Your objective:
The answer should be one number, the count of lines in the data with "coronarico".
##### Supplied material #####
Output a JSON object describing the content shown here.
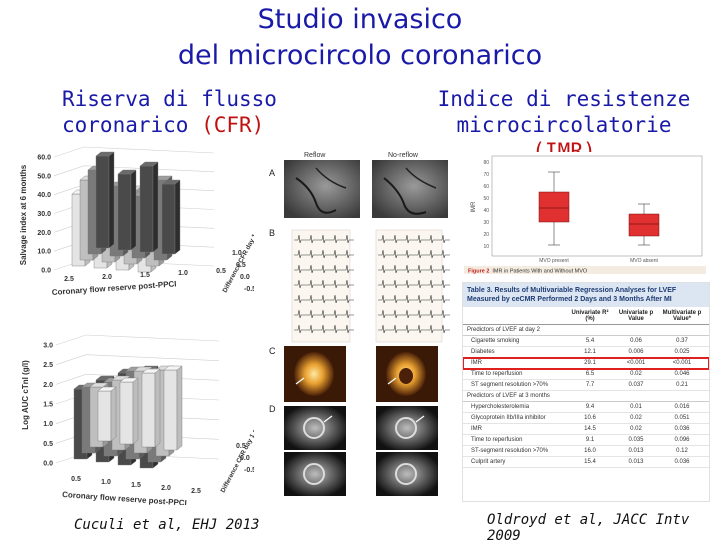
{
  "slide": {
    "title_line1": "Studio invasico",
    "title_line2": "del microcircolo coronarico",
    "left_heading_line1": "Riserva di flusso",
    "left_heading_line2_prefix": "coronarico ",
    "left_heading_line2_accent": "(CFR)",
    "right_heading_line1": "Indice di resistenze",
    "right_heading_line2_prefix": "microcircolatorie ",
    "right_heading_line2_accent": "(IMR)",
    "left_citation": "Cuculi et al, EHJ 2013",
    "right_citation": "Oldroyd et al, JACC Intv 2009"
  },
  "left_figure_top": {
    "ylabel": "Salvage index at 6 months",
    "yticks": [
      "60.0",
      "50.0",
      "40.0",
      "30.0",
      "20.0",
      "10.0",
      "0.0"
    ],
    "xlabel": "Coronary flow reserve post-PPCI",
    "xticks": [
      "2.5",
      "2.0",
      "1.5",
      "1.0",
      "0.5"
    ],
    "zlabel": "Difference CFR day 1 and post-PPCI",
    "zticks": [
      "1.0",
      "0.5",
      "0.0",
      "-0.5"
    ]
  },
  "left_figure_bottom": {
    "ylabel": "Log AUC cTnI (g/l)",
    "yticks": [
      "3.0",
      "2.5",
      "2.0",
      "1.5",
      "1.0",
      "0.5",
      "0.0"
    ],
    "xlabel": "Coronary flow reserve post-PPCI",
    "xticks": [
      "0.5",
      "1.0",
      "1.5",
      "2.0",
      "2.5"
    ],
    "zlabel": "Difference CFR day 1 and post-PPCI",
    "zticks": [
      "0.5",
      "0.0",
      "-0.5"
    ]
  },
  "middle_figure": {
    "col1_label": "Reflow",
    "col2_label": "No-reflow",
    "panels": [
      "A",
      "B",
      "C",
      "D"
    ]
  },
  "boxplot": {
    "yticks": [
      "80",
      "70",
      "60",
      "50",
      "40",
      "30",
      "20",
      "10"
    ],
    "ylabel": "IMR",
    "xlabels": [
      "MVO present",
      "MVO absent"
    ],
    "caption_prefix": "Figure 2",
    "caption_text": "IMR in Patients With and Without MVO",
    "colors": {
      "box": "#e03030",
      "frame": "#999999"
    }
  },
  "table": {
    "title": "Table 3. Results of Multivariable Regression Analyses for LVEF Measured by ceCMR Performed 2 Days and 3 Months After MI",
    "col_headers": [
      "Univariate R² (%)",
      "Univariate p Value",
      "Multivariate p Value*"
    ],
    "section1": "Predictors of LVEF at day 2",
    "section2": "Predictors of LVEF at 3 months",
    "rows1": [
      {
        "label": "Cigarette smoking",
        "r2": "5.4",
        "p": "0.06",
        "mp": "0.37"
      },
      {
        "label": "Diabetes",
        "r2": "12.1",
        "p": "0.006",
        "mp": "0.025"
      },
      {
        "label": "IMR",
        "r2": "29.1",
        "p": "<0.001",
        "mp": "<0.001"
      },
      {
        "label": "Time to reperfusion",
        "r2": "6.5",
        "p": "0.02",
        "mp": "0.046"
      },
      {
        "label": "ST segment resolution >70%",
        "r2": "7.7",
        "p": "0.037",
        "mp": "0.21"
      }
    ],
    "rows2": [
      {
        "label": "Hypercholesterolemia",
        "r2": "9.4",
        "p": "0.01",
        "mp": "0.016"
      },
      {
        "label": "Glycoprotein IIb/IIIa inhibitor",
        "r2": "10.6",
        "p": "0.02",
        "mp": "0.051"
      },
      {
        "label": "IMR",
        "r2": "14.5",
        "p": "0.02",
        "mp": "0.036"
      },
      {
        "label": "Time to reperfusion",
        "r2": "9.1",
        "p": "0.035",
        "mp": "0.096"
      },
      {
        "label": "ST-segment resolution >70%",
        "r2": "16.0",
        "p": "0.013",
        "mp": "0.12"
      },
      {
        "label": "Culprit artery",
        "r2": "15.4",
        "p": "0.013",
        "mp": "0.036"
      }
    ],
    "colors": {
      "header_bg": "#dbe6f2",
      "title_color": "#1f3b73",
      "highlight": "#e02020"
    }
  }
}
#####
Reply:
2